*思考题*.
a) 根据Python多进程文本回答下列问题,每题一行,答案按同样编号标出:
(i) map在把任务分块发给pool中的process之前,会先把iterable转成什么?
(ii) 文中说apply是通过调用什么来实现的?
(iii) 开启多进程的三种方式分别是什么?
b) 请从“和apply/apply_async的区别”到“simply calling apply_async(…).get()”,原样抄录Python多进程文本中的这段内容。

*所给文本*.
===============
Contents

Python使用apply_async和imap时遇到的区别

map/map_async与imap/imap_unordered的区别

  1. 传递iterable object的方式
    • map会把发给他的所有任务iterable转成list,然后分块发给pool中的process。转换成list+分解成块需要把整个list放内存,占空间但是快
    • imap不会转list到内存,默认不分块,每次发送一个iterable到process。这样占用少可以避免内存超额的问题,但是速度降低(可通过手动设置chunksize缓解)chunksize原理
  2. 它们返回结果的方式
    • map必须执行完返回结果,map_async会立即返回AsyncResult但不是实际完成的值
    • imap和imap_unordered会立即返回结果,因此可以用于tqdm。tqdm操作方法
  3. imap和imap_unordered
    unordered会比imap稍好,先自动执行小任务出结果,同时总体上内存小一点

参考链接

和apply/apply_async的区别

  1. apply仅将一个任务发送给process,在完成前都是block
  2. apply_async可以立即获得AsyncResult,任务结束得到值,可以用于tqdm。(tqdm操作方法)
    apply is implemented by simply calling apply_async(…).get()

使用中遇到的问题

  1. 若希望在multi processing时用tqdm显示进度,不能用同步的map或apply,会阻塞tqdm更新
  2. 尽量显式传参给子进程
    • 虽然unix的fork方式可以让子进程使用父进程的全局变量,但仍建议传参
    • 原因:Windows兼容、别处也可直接调用、防止子进程alive时资源GC
  3. 有关Windows/Interactive环境下执行
    • 开启多进程有fork/spawn/fork_server三种方式 (官方文档),windows和interactive的shell采用spawn,会很难从头开始导入code。而unix使用fork会直接复制running states,就不会有这个问题。详见
    • 因此,Windows下需要判断 if __name__ == '__main__':后再执行imap等开启多进程,称为protect the main function (否则会导致main中内容又执行一遍),官方文档的programming guidline也提示safe importing of main module
    • 但是,有时children需要__main__模块的内容才能正确运行,而Windows下子进程的__name__不再是__main__ 参考,因此需要用到的资源要在if __name__ == '__main__':之前确定好,在这语句之后的值不会传递到子进程里。interactive interpreter(导入code困难)有时会无法运行 可以参考此节的的Note
    • 为此有人会专门把函数写到文件,用多进程时import它,以避免spawn的导入code失败(此处的jupyter会失败,我现在没有遇到此问题 参考
  4. jupyter中的可用性十分不稳定。multiprocessing会把整个jupyter的kernel复制一遍,有时会遇到谜之bug(比如notebook前端一直收到克隆kernel的更新状态失败信息)。而就算把上述best practice都做了有时也会只有第一个循环的进程跑不完,看gdb是其他进程read的时候卡住,第一个循环的进程有futex锁,整个程序卡死。
===============
*原始数据*.
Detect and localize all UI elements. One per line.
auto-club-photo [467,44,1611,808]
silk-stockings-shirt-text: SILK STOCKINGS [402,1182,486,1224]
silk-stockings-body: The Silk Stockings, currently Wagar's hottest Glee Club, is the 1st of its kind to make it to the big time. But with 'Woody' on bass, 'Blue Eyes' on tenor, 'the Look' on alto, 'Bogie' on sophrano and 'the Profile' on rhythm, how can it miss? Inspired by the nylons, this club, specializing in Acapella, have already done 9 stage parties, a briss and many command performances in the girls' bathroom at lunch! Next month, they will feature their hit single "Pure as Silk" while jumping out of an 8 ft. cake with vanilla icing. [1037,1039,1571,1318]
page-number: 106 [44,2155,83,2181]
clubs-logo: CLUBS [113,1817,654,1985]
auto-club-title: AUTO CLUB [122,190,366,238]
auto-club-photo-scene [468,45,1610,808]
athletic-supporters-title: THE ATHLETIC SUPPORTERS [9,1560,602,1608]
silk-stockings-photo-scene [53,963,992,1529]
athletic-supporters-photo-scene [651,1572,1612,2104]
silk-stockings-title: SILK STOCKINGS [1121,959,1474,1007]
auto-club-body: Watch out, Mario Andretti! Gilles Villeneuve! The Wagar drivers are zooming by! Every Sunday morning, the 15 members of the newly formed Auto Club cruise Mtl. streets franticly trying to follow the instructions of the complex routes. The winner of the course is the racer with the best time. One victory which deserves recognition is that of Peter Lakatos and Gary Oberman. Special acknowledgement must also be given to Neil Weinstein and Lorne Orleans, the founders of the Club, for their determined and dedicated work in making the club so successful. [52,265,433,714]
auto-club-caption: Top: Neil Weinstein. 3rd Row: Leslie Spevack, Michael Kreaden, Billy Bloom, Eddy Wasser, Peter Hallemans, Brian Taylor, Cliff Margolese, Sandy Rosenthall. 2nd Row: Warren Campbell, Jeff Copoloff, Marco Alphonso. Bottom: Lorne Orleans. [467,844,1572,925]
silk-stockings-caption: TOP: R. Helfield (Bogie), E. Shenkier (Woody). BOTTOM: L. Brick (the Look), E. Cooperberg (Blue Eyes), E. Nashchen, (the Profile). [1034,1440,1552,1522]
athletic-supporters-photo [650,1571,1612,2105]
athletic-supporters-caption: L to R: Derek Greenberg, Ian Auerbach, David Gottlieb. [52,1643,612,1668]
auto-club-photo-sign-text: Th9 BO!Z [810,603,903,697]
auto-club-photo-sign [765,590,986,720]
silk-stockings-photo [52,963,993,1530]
===============
*逐题答案*.
a)
(i) list
(ii) apply_async(…).get()
(iii) fork、spawn、fork_server

b)
和apply/apply_async的区别

  1. apply仅将一个任务发送给process,在完成前都是block
  2. apply_async可以立即获得AsyncResult,任务结束得到值,可以用于tqdm。(tqdm操作方法)
    apply is implemented by simply calling apply_async(…).get()